# Instructions to follow
Spot every line with the word "与时俱进" and return it.
···
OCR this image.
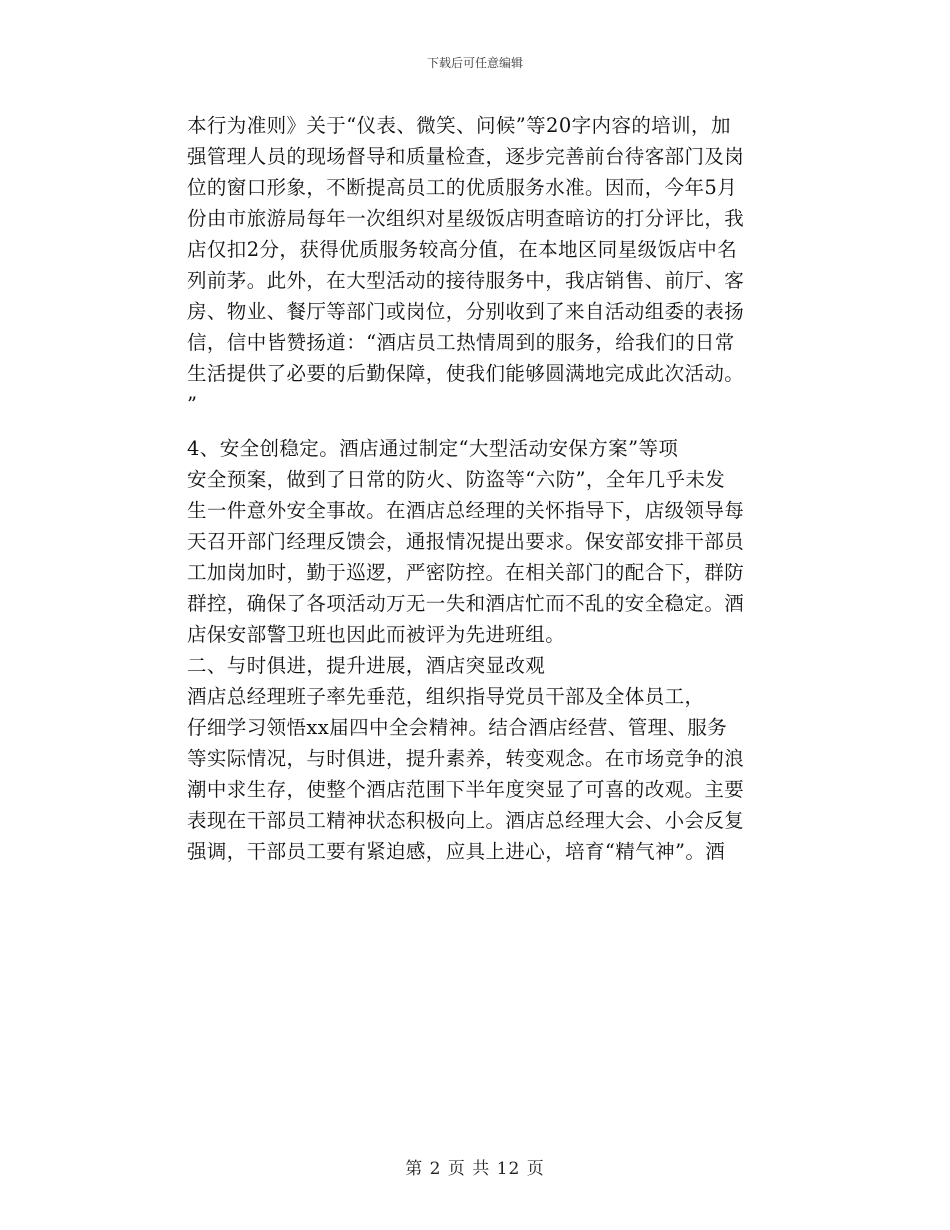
下载后可任意编辑
本行为准则》关于“仪表、微笑、问候”等20字内容的培训，加
强管理人员的现场督导和质量检查，逐步完善前台待客部门及岗
位的窗口形象，不断提高员工的优质服务水准。因而，今年5月
份由市旅游局每年一次组织对星级饭店明查暗访的打分评比，我
店仅扣2分，获得优质服务较高分值，在本地区同星级饭店中名
列前茅。此外，在大型活动的接待服务中，我店销售、前厅、客
房、物业、餐厅等部门或岗位，分别收到了来自活动组委的表扬
信，信中皆赞扬道：“酒店员工热情周到的服务，给我们的日常
生活提供了必要的后勤保障，使我们能够圆满地完成此次活动。
”
4、安全创稳定。酒店通过制定“大型活动安保方案”等项
安全预案，做到了日常的防火、防盗等“六防”，全年几乎未发
生一件意外安全事故。在酒店总经理的关怀指导下，店级领导每
天召开部门经理反馈会，通报情况提出要求。保安部安排干部员
工加岗加时，勤于巡逻，严密防控。在相关部门的配合下，群防
群控，确保了各项活动万无一失和酒店忙而不乱的安全稳定。酒
店保安部警卫班也因此而被评为先进班组。
二、与时俱进，提升进展，酒店突显改观
酒店总经理班子率先垂范，组织指导党员干部及全体员工，
仔细学习领悟xx届四中全会精神。结合酒店经营、管理、服务
等实际情况，与时俱进，提升素养，转变观念。在市场竞争的浪
潮中求生存，使整个酒店范围下半年度突显了可喜的改观。主要
表现在干部员工精神状态积极向上。酒店总经理大会、小会反复
强调，干部员工要有紧迫感，应具上进心，培育“精气神”。酒
第 2 页 共 12 页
···
# The reply
二、与时俱进，提升进展，酒店突显改观
等实际情况，与时俱进，提升素养，转变观念。在市场竞争的浪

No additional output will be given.